● WORK TO DO
Isolate every line in the data with the string "Cucumis" and copy it.
>> begin DATA FOR PROCESSING
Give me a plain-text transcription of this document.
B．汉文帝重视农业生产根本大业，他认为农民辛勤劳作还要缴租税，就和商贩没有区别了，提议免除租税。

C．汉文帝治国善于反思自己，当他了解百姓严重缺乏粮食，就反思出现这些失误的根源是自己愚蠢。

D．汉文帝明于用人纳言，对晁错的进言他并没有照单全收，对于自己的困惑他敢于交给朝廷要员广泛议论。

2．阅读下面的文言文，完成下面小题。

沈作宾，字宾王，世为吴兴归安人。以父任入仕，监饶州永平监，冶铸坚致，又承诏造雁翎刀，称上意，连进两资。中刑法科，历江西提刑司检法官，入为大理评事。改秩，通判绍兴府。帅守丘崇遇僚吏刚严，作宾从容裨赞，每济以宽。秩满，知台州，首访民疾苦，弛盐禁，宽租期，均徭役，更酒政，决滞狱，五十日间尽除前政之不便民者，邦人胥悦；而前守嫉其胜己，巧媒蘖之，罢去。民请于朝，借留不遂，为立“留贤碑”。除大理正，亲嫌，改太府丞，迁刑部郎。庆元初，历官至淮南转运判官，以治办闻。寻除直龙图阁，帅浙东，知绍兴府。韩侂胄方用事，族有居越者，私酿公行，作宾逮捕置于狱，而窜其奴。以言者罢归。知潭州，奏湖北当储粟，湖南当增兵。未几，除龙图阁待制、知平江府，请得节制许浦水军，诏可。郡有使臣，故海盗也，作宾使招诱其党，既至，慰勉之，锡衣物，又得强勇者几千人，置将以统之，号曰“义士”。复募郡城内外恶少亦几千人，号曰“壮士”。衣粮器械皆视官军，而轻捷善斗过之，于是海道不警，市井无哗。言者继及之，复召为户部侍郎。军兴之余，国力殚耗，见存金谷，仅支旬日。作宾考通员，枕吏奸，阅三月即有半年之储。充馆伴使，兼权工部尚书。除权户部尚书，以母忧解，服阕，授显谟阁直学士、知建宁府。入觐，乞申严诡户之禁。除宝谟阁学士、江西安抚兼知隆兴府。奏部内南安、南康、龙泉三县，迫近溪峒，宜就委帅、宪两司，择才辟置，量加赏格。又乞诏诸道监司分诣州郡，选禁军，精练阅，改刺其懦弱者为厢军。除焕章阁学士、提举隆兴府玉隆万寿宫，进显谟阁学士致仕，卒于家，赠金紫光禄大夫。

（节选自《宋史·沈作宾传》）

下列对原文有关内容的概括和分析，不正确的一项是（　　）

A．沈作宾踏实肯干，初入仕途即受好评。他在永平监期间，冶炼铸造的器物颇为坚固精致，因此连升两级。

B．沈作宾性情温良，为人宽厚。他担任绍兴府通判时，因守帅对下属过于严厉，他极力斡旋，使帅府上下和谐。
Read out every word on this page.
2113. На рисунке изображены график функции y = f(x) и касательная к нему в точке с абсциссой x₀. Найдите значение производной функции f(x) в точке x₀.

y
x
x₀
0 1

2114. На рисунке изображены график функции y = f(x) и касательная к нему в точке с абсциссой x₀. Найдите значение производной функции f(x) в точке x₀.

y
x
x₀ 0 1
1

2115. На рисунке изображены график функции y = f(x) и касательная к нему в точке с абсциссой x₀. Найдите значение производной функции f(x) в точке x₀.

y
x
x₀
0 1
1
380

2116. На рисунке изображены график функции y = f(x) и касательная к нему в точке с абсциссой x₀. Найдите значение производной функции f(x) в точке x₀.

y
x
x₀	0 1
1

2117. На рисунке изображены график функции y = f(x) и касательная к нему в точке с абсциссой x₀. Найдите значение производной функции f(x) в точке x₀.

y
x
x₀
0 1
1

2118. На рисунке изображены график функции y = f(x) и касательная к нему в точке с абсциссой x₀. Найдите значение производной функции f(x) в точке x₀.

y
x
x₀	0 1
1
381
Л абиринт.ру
>> end DATA FOR PROCESSING
>> begin DATA FOR PROCESSING
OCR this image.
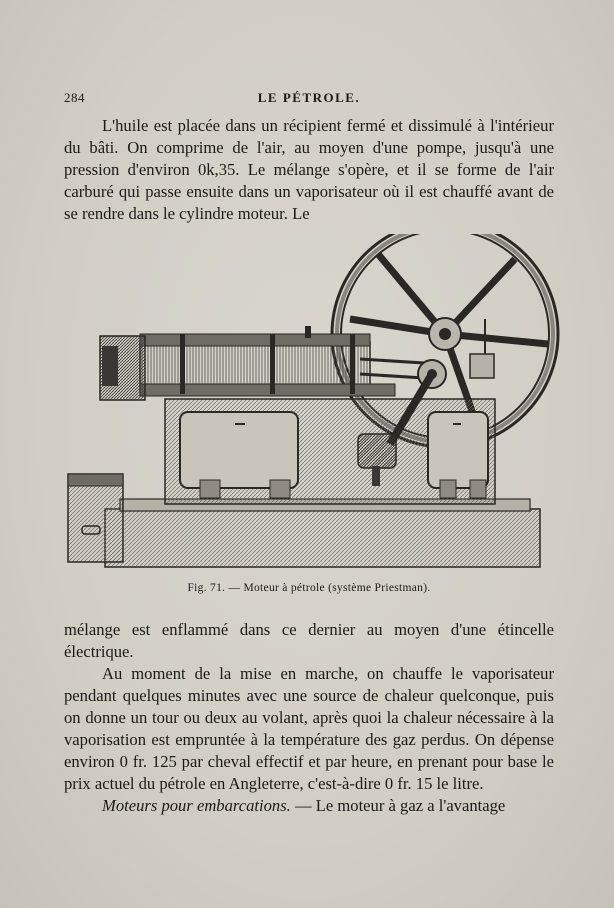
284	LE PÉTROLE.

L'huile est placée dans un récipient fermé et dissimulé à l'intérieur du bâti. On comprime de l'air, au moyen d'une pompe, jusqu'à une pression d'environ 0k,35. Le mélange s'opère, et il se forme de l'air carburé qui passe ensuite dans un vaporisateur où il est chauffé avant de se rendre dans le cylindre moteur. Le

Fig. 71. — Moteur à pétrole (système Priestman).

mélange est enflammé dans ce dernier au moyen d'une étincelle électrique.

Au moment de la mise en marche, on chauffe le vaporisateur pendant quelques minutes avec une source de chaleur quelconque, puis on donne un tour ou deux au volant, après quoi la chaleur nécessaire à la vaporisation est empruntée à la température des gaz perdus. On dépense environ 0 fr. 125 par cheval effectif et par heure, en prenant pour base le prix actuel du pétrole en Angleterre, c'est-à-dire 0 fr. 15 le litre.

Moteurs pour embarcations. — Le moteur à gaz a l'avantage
>> end DATA FOR PROCESSING
>> begin DATA FOR PROCESSING
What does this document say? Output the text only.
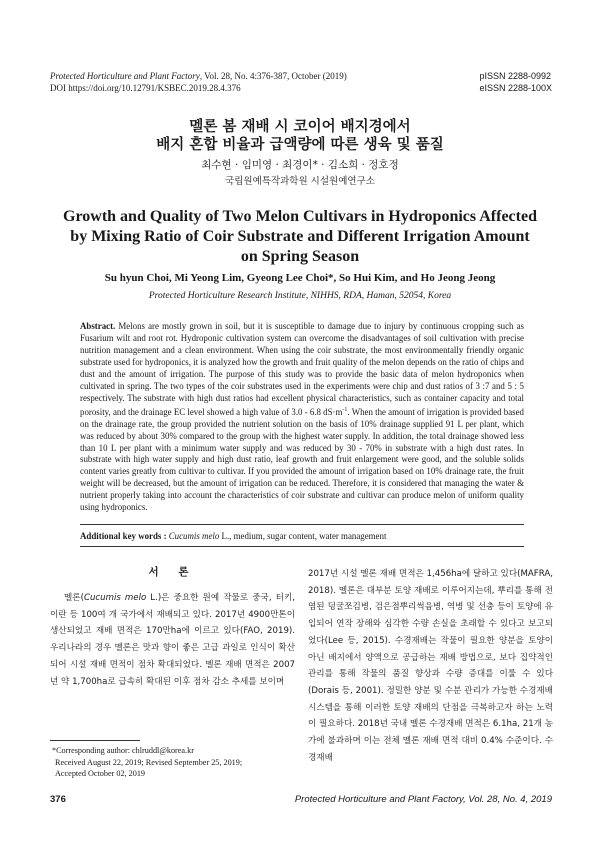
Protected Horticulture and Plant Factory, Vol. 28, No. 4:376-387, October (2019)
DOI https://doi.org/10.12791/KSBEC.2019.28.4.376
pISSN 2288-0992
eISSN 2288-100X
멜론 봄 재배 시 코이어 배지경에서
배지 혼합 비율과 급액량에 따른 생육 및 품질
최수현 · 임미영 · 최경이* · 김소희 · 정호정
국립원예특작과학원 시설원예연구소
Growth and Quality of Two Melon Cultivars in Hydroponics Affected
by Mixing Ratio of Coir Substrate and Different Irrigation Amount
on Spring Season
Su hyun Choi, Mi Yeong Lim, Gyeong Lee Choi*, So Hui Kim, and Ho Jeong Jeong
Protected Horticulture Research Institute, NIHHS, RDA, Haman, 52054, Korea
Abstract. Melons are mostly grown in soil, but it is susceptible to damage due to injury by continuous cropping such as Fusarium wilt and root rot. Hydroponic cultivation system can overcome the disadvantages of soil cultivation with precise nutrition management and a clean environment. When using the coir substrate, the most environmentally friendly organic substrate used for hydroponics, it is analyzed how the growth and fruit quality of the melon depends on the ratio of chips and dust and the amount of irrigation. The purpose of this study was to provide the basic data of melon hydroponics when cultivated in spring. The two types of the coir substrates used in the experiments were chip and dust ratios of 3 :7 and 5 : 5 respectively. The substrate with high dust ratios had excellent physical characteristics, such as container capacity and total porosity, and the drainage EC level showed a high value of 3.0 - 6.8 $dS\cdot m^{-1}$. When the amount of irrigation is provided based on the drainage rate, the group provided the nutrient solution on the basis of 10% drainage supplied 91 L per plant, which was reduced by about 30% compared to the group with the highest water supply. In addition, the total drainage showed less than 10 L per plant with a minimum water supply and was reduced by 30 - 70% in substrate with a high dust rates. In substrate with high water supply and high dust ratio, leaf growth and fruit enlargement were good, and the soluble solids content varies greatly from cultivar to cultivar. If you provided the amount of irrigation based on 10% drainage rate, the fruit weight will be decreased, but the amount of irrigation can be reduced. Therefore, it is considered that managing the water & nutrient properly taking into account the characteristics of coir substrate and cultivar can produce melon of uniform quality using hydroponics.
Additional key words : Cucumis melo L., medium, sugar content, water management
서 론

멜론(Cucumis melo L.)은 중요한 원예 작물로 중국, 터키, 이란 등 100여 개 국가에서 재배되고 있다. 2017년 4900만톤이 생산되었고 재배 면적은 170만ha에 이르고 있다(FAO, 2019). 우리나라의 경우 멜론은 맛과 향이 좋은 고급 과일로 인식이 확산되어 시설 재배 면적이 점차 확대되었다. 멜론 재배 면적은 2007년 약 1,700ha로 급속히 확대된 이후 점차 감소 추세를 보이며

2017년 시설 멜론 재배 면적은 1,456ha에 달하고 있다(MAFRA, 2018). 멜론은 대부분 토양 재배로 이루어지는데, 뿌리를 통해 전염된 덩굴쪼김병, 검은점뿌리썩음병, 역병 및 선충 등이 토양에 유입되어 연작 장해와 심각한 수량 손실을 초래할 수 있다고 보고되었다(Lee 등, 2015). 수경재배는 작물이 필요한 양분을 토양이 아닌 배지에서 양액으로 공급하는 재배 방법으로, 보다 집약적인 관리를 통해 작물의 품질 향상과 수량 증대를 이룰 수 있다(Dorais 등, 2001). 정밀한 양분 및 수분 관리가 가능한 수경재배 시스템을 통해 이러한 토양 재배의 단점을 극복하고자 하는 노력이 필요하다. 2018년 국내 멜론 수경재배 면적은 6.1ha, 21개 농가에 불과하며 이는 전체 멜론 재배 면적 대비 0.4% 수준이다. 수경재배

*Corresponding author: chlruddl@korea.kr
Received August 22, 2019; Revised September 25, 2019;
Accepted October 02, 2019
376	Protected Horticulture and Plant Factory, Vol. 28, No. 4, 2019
>> end DATA FOR PROCESSING
● EXERCISE RESPONSE
Additional key words : Cucumis melo L., medium, sugar content, water management
멜론(Cucumis melo L.)은 중요한 원예 작물로 중국, 터키, 이란 등 100여 개 국가에서 재배되고 있다. 2017년 4900만톤이 생산되었고 재배 면적은 170만ha에 이르고 있다(FAO, 2019). 우리나라의 경우 멜론은 맛과 향이 좋은 고급 과일로 인식이 확산되어 시설 재배 면적이 점차 확대되었다. 멜론 재배 면적은 2007년 약 1,700ha로 급속히 확대된 이후 점차 감소 추세를 보이며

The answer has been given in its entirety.